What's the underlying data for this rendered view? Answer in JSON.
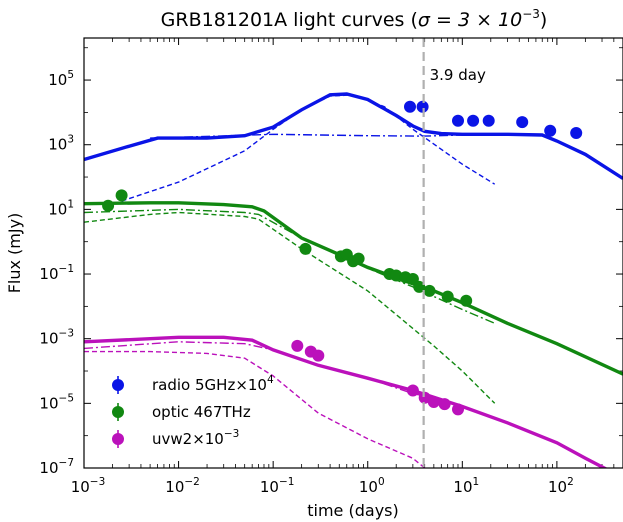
{
  "chart_data": {
    "type": "scatter",
    "title_prefix": "GRB181201A light curves (",
    "title_sigma": "σ = 3 × 10",
    "title_sigma_exp": "−3",
    "title_suffix": ")",
    "xlabel": "time (days)",
    "ylabel": "Flux (mJy)",
    "x_scale": "log",
    "y_scale": "log",
    "xlim": [
      0.001,
      500
    ],
    "ylim": [
      1e-07,
      2000000.0
    ],
    "x_ticks": [
      {
        "value": 0.001,
        "base": "10",
        "exp": "−3"
      },
      {
        "value": 0.01,
        "base": "10",
        "exp": "−2"
      },
      {
        "value": 0.1,
        "base": "10",
        "exp": "−1"
      },
      {
        "value": 1,
        "base": "10",
        "exp": "0"
      },
      {
        "value": 10,
        "base": "10",
        "exp": "1"
      },
      {
        "value": 100,
        "base": "10",
        "exp": "2"
      }
    ],
    "y_ticks": [
      {
        "value": 1e-07,
        "base": "10",
        "exp": "−7"
      },
      {
        "value": 1e-05,
        "base": "10",
        "exp": "−5"
      },
      {
        "value": 0.001,
        "base": "10",
        "exp": "−3"
      },
      {
        "value": 0.1,
        "base": "10",
        "exp": "−1"
      },
      {
        "value": 10,
        "base": "10",
        "exp": "1"
      },
      {
        "value": 1000,
        "base": "10",
        "exp": "3"
      },
      {
        "value": 100000,
        "base": "10",
        "exp": "5"
      }
    ],
    "vline": {
      "x": 3.9,
      "label": "3.9 day",
      "color": "#b0b0b0"
    },
    "legend_position": "bottom-left",
    "series": [
      {
        "name": "radio 5GHz×10",
        "name_exp": "4",
        "color": "#0a14e6",
        "points": [
          [
            2.8,
            15000
          ],
          [
            3.8,
            15000
          ],
          [
            9,
            5500
          ],
          [
            13,
            5500
          ],
          [
            19,
            5500
          ],
          [
            43,
            5000
          ],
          [
            85,
            2700
          ],
          [
            160,
            2300
          ]
        ],
        "model": [
          [
            0.001,
            350
          ],
          [
            0.003,
            900
          ],
          [
            0.006,
            1600
          ],
          [
            0.02,
            1600
          ],
          [
            0.05,
            1900
          ],
          [
            0.1,
            3500
          ],
          [
            0.2,
            12000
          ],
          [
            0.4,
            35000
          ],
          [
            0.6,
            37000
          ],
          [
            1,
            25000
          ],
          [
            2,
            8000
          ],
          [
            3,
            3800
          ],
          [
            4,
            2600
          ],
          [
            6,
            2200
          ],
          [
            10,
            2100
          ],
          [
            30,
            2100
          ],
          [
            70,
            2000
          ],
          [
            100,
            1300
          ],
          [
            200,
            500
          ],
          [
            500,
            90
          ]
        ],
        "comp_dashed": [
          [
            0.0025,
            18
          ],
          [
            0.01,
            70
          ],
          [
            0.05,
            650
          ],
          [
            0.1,
            3000
          ],
          [
            0.2,
            12000
          ],
          [
            0.4,
            32000
          ],
          [
            0.7,
            35000
          ],
          [
            1.5,
            15000
          ],
          [
            3,
            3000
          ],
          [
            10,
            250
          ],
          [
            22,
            60
          ]
        ],
        "comp_dashdot": [
          [
            0.005,
            1600
          ],
          [
            0.01,
            1700
          ],
          [
            0.1,
            2100
          ],
          [
            1,
            1900
          ],
          [
            4,
            1850
          ],
          [
            10,
            2000
          ],
          [
            23,
            2100
          ]
        ]
      },
      {
        "name": "optic 467THz",
        "name_exp": "",
        "color": "#118811",
        "points": [
          [
            0.0018,
            13
          ],
          [
            0.0025,
            27
          ],
          [
            0.22,
            0.6
          ],
          [
            0.52,
            0.35
          ],
          [
            0.6,
            0.4
          ],
          [
            0.7,
            0.25
          ],
          [
            0.8,
            0.3
          ],
          [
            1.7,
            0.1
          ],
          [
            2.0,
            0.09
          ],
          [
            2.5,
            0.08
          ],
          [
            3.0,
            0.07
          ],
          [
            3.5,
            0.04
          ],
          [
            4.5,
            0.03
          ],
          [
            7,
            0.02
          ],
          [
            11,
            0.015
          ]
        ],
        "model": [
          [
            0.001,
            15
          ],
          [
            0.005,
            16
          ],
          [
            0.01,
            16
          ],
          [
            0.03,
            14
          ],
          [
            0.06,
            12
          ],
          [
            0.08,
            9
          ],
          [
            0.2,
            1.3
          ],
          [
            0.5,
            0.4
          ],
          [
            1,
            0.16
          ],
          [
            3,
            0.05
          ],
          [
            5,
            0.03
          ],
          [
            10,
            0.013
          ],
          [
            30,
            0.003
          ],
          [
            100,
            0.0007
          ],
          [
            500,
            8e-05
          ]
        ],
        "comp_dashed": [
          [
            0.001,
            4
          ],
          [
            0.005,
            7
          ],
          [
            0.01,
            8
          ],
          [
            0.05,
            6
          ],
          [
            0.07,
            5
          ],
          [
            0.2,
            0.6
          ],
          [
            1,
            0.03
          ],
          [
            5,
            0.0006
          ],
          [
            10,
            0.0001
          ],
          [
            22,
            1e-05
          ]
        ],
        "comp_dashdot": [
          [
            0.001,
            8
          ],
          [
            0.01,
            10
          ],
          [
            0.05,
            8
          ],
          [
            0.07,
            7
          ],
          [
            0.2,
            1.3
          ],
          [
            1,
            0.15
          ],
          [
            3,
            0.04
          ],
          [
            10,
            0.008
          ],
          [
            22,
            0.003
          ]
        ]
      },
      {
        "name": "uvw2×10",
        "name_exp": "−3",
        "color": "#bb11bb",
        "points": [
          [
            0.18,
            0.0006
          ],
          [
            0.25,
            0.0004
          ],
          [
            0.3,
            0.0003
          ],
          [
            3.0,
            2.5e-05
          ],
          [
            4.0,
            1.5e-05
          ],
          [
            5.0,
            1.1e-05
          ],
          [
            6.5,
            9.5e-06
          ],
          [
            9.0,
            6.5e-06
          ]
        ],
        "model": [
          [
            0.001,
            0.0008
          ],
          [
            0.005,
            0.001
          ],
          [
            0.01,
            0.0011
          ],
          [
            0.03,
            0.0011
          ],
          [
            0.06,
            0.0009
          ],
          [
            0.1,
            0.00045
          ],
          [
            0.3,
            0.00015
          ],
          [
            1,
            6e-05
          ],
          [
            3,
            2.5e-05
          ],
          [
            10,
            8e-06
          ],
          [
            30,
            2.5e-06
          ],
          [
            100,
            6e-07
          ],
          [
            200,
            2e-07
          ],
          [
            400,
            7e-08
          ]
        ],
        "comp_dashed": [
          [
            0.001,
            0.0004
          ],
          [
            0.005,
            0.0004
          ],
          [
            0.02,
            0.00035
          ],
          [
            0.05,
            0.00025
          ],
          [
            0.1,
            7e-05
          ],
          [
            0.3,
            5e-06
          ],
          [
            1,
            8e-07
          ],
          [
            3,
            2e-07
          ],
          [
            4,
            1e-07
          ]
        ],
        "comp_dashdot": [
          [
            0.001,
            0.0005
          ],
          [
            0.01,
            0.0008
          ],
          [
            0.05,
            0.0007
          ],
          [
            0.1,
            0.00045
          ],
          [
            0.3,
            0.00015
          ],
          [
            1,
            6e-05
          ],
          [
            3,
            2e-05
          ],
          [
            5,
            1.5e-05
          ]
        ]
      }
    ]
  }
}
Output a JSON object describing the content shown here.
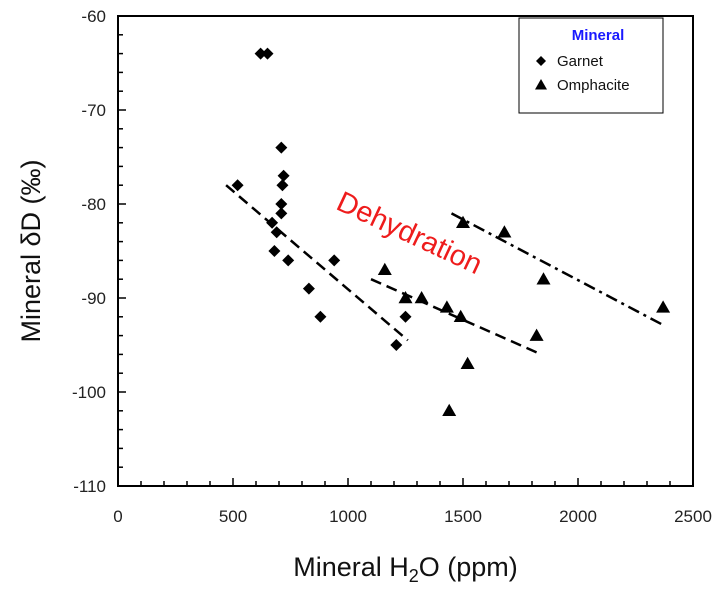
{
  "chart_data": {
    "type": "scatter",
    "xlabel_main": "Mineral H",
    "xlabel_sub": "2",
    "xlabel_rest": "O (ppm)",
    "ylabel": "Mineral δD (‰)",
    "xlim": [
      0,
      2500
    ],
    "ylim": [
      -110,
      -60
    ],
    "x_ticks": [
      0,
      500,
      1000,
      1500,
      2000,
      2500
    ],
    "y_ticks": [
      -60,
      -70,
      -80,
      -90,
      -100,
      -110
    ],
    "grid": false,
    "legend": {
      "title": "Mineral",
      "title_color": "#1a1aff",
      "placement": "top-right",
      "entries": [
        "Garnet",
        "Omphacite"
      ]
    },
    "annotation": {
      "text": "Dehydration",
      "color": "#ee1c1c",
      "x": 1250,
      "y": -84,
      "rotation_deg": 25
    },
    "series": [
      {
        "name": "Garnet",
        "marker": "diamond",
        "points": [
          [
            620,
            -64
          ],
          [
            650,
            -64
          ],
          [
            520,
            -78
          ],
          [
            710,
            -74
          ],
          [
            720,
            -77
          ],
          [
            715,
            -78
          ],
          [
            710,
            -80
          ],
          [
            710,
            -81
          ],
          [
            670,
            -82
          ],
          [
            690,
            -83
          ],
          [
            680,
            -85
          ],
          [
            740,
            -86
          ],
          [
            940,
            -86
          ],
          [
            830,
            -89
          ],
          [
            880,
            -92
          ],
          [
            1250,
            -92
          ],
          [
            1210,
            -95
          ]
        ]
      },
      {
        "name": "Omphacite",
        "marker": "triangle",
        "points": [
          [
            1500,
            -82
          ],
          [
            1680,
            -83
          ],
          [
            1160,
            -87
          ],
          [
            1850,
            -88
          ],
          [
            1250,
            -90
          ],
          [
            1320,
            -90
          ],
          [
            1430,
            -91
          ],
          [
            1490,
            -92
          ],
          [
            1820,
            -94
          ],
          [
            1520,
            -97
          ],
          [
            1440,
            -102
          ],
          [
            2370,
            -91
          ]
        ]
      }
    ],
    "trend_lines": [
      {
        "style": "dashed",
        "from": [
          470,
          -78
        ],
        "to": [
          1260,
          -94.5
        ]
      },
      {
        "style": "dashed",
        "from": [
          1100,
          -88
        ],
        "to": [
          1840,
          -96
        ]
      },
      {
        "style": "dash-dot",
        "from": [
          1450,
          -81
        ],
        "to": [
          2380,
          -93
        ]
      }
    ]
  }
}
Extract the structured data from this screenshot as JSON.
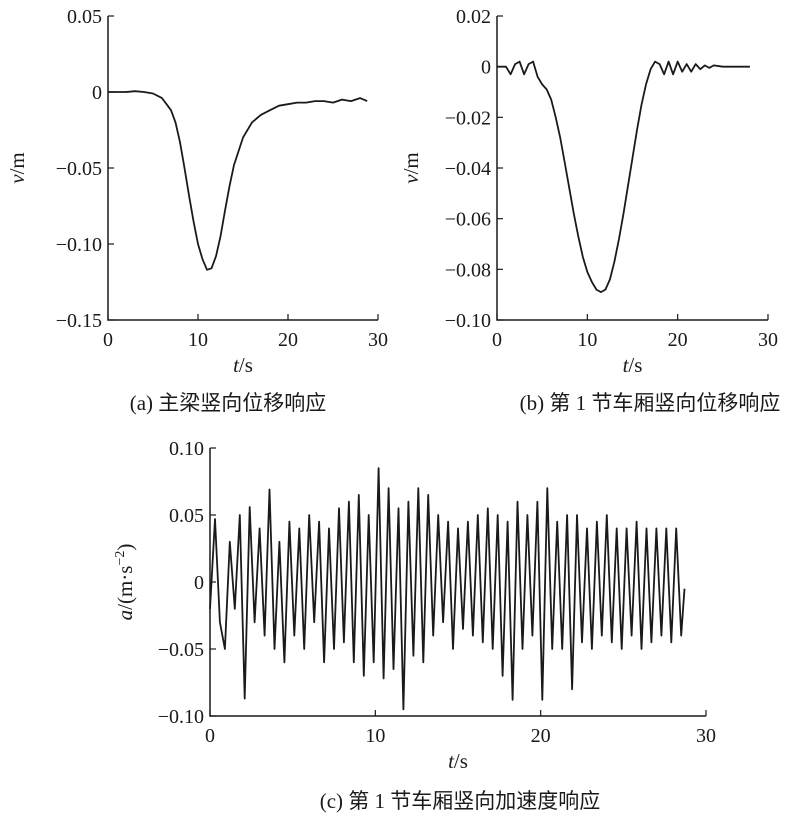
=-=-=-=-=
▶ **WHAT TO PRODUCE**
Every line containing the string "this" must be listed.

▶ **THE RESULT**
What's the underlying data for this rendered view? Answer in JSON.
Extract the structured data from this screenshot as JSON.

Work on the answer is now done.